== Exercise task ==
Copy every line of the listing that holds the string "coordinate".

== Data provided ==
---
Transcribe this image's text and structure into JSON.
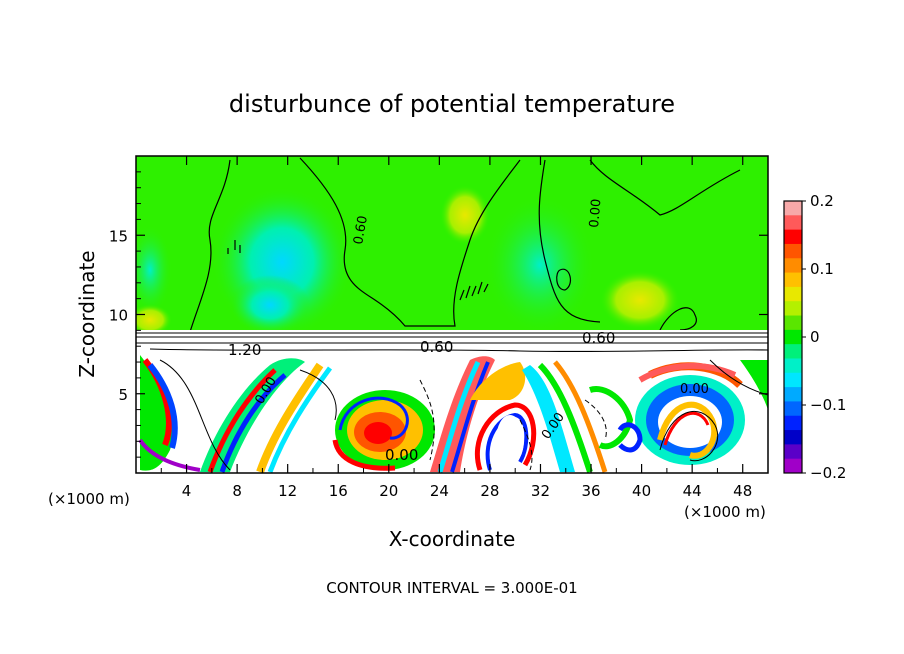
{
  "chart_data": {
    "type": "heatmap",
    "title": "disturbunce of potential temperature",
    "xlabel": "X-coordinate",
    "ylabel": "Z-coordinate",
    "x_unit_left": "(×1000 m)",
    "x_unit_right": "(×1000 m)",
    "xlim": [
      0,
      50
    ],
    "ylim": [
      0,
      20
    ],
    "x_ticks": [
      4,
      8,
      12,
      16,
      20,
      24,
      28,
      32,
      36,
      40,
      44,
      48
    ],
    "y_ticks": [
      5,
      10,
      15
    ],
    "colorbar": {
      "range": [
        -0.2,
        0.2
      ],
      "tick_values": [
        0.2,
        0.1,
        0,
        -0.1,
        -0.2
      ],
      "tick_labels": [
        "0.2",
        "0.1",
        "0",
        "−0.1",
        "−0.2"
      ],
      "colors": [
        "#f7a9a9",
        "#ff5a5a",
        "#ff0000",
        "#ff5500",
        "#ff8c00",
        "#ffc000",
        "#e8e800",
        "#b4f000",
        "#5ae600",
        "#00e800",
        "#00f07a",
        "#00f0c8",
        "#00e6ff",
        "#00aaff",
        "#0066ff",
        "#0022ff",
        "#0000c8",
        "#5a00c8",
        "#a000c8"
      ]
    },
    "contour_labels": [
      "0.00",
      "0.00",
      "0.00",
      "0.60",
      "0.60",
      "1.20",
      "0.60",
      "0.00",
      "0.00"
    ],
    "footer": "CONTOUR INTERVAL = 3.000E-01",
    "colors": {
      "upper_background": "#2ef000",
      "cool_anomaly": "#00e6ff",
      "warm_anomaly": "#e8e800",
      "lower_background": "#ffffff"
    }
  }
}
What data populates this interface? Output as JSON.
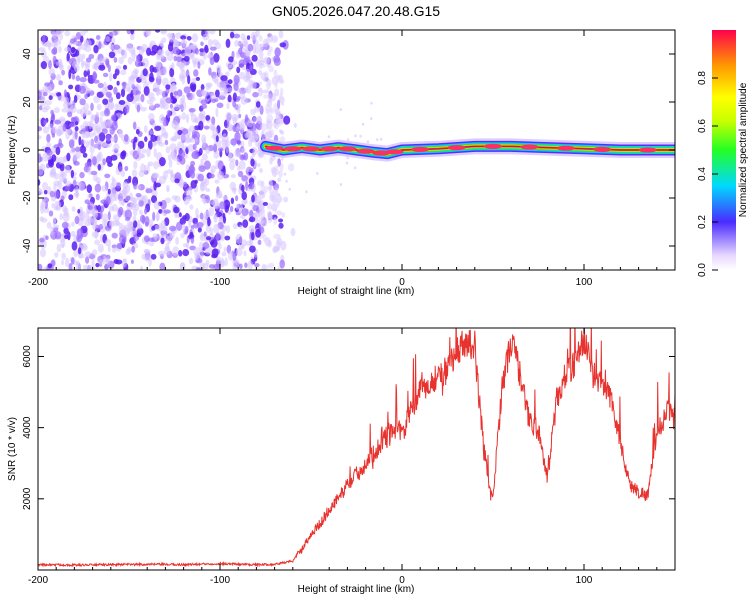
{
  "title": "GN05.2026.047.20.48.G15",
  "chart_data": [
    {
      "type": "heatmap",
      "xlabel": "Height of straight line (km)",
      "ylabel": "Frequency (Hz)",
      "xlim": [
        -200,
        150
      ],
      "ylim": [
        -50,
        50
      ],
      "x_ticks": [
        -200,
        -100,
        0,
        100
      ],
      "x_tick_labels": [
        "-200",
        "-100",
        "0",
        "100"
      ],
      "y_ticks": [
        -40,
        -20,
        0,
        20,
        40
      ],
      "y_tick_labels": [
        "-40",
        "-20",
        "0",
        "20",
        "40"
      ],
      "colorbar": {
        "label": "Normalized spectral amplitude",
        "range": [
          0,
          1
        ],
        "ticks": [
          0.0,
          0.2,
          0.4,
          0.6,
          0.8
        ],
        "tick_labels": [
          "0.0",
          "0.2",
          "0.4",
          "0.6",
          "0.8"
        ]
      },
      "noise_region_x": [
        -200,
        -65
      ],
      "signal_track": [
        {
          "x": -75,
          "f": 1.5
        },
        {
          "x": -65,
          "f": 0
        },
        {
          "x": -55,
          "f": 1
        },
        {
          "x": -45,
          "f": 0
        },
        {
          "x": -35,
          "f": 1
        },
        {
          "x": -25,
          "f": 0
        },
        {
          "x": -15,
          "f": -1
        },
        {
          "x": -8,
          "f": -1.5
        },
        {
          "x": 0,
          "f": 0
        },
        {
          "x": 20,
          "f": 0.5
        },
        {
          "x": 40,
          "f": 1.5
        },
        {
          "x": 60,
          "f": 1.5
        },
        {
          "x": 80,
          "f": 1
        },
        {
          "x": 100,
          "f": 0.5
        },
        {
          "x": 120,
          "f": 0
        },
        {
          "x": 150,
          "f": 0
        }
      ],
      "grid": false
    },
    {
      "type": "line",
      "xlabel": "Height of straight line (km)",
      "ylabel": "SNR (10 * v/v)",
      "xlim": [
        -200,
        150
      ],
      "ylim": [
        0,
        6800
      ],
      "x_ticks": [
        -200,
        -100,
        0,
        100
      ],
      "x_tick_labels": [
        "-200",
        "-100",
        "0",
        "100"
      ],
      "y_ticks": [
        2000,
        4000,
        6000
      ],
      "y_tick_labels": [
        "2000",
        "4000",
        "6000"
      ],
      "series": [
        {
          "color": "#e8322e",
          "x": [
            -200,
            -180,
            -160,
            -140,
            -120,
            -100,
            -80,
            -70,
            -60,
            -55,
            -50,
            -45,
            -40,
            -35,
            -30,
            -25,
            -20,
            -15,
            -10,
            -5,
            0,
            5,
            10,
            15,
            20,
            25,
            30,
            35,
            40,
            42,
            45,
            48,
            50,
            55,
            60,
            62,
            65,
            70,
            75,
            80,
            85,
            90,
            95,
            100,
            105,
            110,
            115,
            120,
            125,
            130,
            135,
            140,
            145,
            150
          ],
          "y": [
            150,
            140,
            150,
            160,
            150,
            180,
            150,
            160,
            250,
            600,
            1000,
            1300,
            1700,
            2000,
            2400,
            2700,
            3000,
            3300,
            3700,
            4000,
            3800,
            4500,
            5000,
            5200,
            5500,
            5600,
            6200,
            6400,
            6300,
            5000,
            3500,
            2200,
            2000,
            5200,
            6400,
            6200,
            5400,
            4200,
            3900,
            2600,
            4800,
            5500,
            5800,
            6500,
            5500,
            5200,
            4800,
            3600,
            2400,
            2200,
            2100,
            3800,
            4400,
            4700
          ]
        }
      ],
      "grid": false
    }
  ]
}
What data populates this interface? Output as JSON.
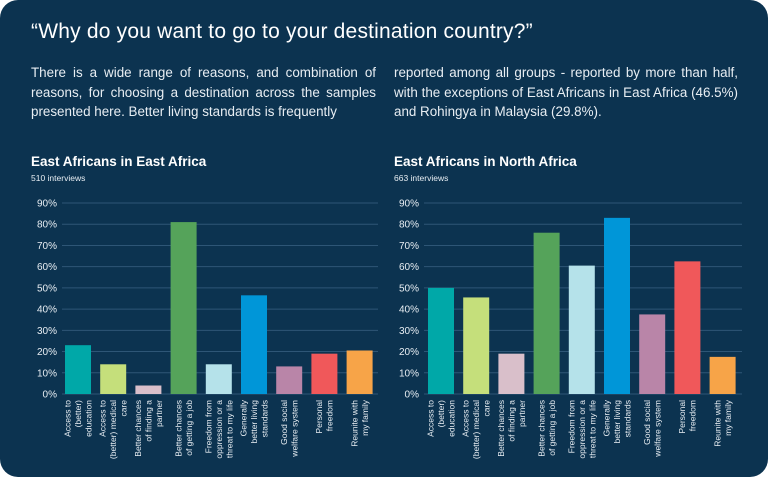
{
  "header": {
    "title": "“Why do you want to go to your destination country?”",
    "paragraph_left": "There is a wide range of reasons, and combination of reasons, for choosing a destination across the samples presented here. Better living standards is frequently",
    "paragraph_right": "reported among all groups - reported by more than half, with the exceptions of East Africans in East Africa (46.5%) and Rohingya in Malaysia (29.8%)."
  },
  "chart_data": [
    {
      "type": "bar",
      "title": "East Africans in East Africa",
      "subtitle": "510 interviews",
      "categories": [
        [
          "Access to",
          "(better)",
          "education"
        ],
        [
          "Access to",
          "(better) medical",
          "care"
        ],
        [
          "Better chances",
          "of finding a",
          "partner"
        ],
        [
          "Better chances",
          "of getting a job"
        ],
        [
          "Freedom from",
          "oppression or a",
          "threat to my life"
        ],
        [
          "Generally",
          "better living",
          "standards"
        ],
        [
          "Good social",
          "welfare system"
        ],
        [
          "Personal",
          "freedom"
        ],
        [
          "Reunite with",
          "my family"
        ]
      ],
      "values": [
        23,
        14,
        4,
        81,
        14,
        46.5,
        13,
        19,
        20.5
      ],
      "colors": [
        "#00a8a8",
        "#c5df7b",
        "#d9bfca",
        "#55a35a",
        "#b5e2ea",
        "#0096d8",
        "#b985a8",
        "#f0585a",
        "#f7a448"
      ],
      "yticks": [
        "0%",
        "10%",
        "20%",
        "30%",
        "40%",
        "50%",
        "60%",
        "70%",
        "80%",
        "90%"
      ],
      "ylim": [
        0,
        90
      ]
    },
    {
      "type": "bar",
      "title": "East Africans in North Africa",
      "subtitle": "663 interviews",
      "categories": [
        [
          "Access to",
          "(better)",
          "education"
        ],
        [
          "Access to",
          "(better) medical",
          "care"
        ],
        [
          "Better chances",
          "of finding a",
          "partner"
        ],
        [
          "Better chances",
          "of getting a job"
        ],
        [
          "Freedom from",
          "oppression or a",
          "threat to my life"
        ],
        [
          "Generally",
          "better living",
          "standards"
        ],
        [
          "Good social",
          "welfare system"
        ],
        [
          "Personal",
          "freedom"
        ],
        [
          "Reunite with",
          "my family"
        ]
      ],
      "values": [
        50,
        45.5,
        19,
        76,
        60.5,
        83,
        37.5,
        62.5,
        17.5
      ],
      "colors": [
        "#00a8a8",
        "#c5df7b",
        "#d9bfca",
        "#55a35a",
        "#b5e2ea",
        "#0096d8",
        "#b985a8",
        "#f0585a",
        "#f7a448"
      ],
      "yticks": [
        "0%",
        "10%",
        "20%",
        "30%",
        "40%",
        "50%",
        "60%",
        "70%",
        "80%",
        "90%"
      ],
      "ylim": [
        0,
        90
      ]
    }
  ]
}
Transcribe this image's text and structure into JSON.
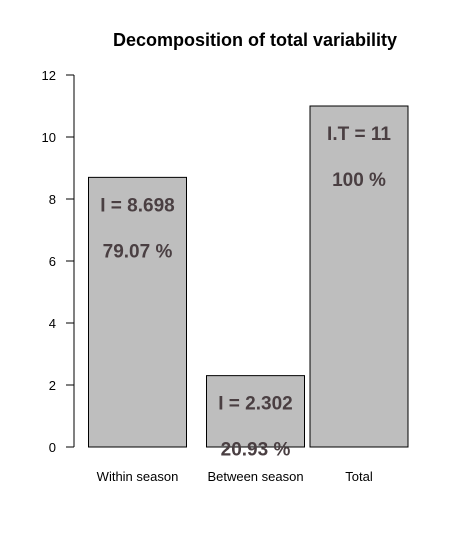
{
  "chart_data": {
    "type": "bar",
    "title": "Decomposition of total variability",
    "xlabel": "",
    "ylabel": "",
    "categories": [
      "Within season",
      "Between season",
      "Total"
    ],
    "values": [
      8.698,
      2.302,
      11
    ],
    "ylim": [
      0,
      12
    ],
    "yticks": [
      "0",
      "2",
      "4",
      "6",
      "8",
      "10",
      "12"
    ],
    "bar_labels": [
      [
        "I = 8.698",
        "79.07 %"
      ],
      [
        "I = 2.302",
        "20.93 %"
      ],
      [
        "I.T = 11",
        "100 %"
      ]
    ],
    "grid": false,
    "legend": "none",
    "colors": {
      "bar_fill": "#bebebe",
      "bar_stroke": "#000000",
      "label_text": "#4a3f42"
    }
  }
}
---
== Answer to this problem ==
    "xlabel": "X-coordinate",
    "ylabel": "Z-coordinate",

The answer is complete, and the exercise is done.